Rows from a figure dataset
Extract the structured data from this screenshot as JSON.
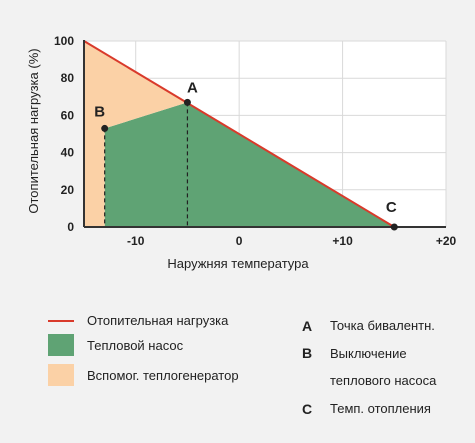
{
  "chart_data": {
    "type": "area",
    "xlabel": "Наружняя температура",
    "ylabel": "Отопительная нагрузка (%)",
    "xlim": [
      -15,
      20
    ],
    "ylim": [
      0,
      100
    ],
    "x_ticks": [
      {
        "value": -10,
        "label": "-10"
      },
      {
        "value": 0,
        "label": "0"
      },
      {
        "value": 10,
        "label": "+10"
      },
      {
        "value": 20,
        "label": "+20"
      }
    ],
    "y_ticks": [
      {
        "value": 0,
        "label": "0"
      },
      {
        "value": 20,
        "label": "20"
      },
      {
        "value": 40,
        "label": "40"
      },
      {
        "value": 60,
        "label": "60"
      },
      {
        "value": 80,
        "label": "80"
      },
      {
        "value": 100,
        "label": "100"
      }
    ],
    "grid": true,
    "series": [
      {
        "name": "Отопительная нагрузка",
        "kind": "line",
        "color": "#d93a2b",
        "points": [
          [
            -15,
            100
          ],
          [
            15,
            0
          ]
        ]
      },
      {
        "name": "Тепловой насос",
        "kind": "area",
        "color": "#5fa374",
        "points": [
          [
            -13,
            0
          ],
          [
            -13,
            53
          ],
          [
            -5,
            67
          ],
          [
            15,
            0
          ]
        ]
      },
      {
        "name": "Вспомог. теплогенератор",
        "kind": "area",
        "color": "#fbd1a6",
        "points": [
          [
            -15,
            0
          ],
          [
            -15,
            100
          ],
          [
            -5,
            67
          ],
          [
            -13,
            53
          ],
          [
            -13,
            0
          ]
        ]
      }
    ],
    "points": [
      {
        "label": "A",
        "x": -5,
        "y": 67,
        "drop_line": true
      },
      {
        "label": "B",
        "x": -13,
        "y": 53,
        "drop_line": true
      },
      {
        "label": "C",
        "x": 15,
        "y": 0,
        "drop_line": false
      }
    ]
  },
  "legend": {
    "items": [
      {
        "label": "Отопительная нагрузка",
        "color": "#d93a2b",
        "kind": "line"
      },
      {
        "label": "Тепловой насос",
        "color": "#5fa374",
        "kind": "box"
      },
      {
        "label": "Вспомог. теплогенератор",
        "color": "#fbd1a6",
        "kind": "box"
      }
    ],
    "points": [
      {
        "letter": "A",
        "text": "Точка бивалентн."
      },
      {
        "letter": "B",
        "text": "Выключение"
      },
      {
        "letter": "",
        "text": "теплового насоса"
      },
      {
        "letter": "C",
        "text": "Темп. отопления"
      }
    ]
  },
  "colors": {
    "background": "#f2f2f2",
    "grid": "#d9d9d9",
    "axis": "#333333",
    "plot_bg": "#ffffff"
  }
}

▸ **Goal**: Look above for lines with the word "text" and copy them all.

▸ **Task answer**:
        "text": "Точка бивалентн."
        "text": "Выключение"
        "text": "теплового насоса"
        "text": "Темп. отопления"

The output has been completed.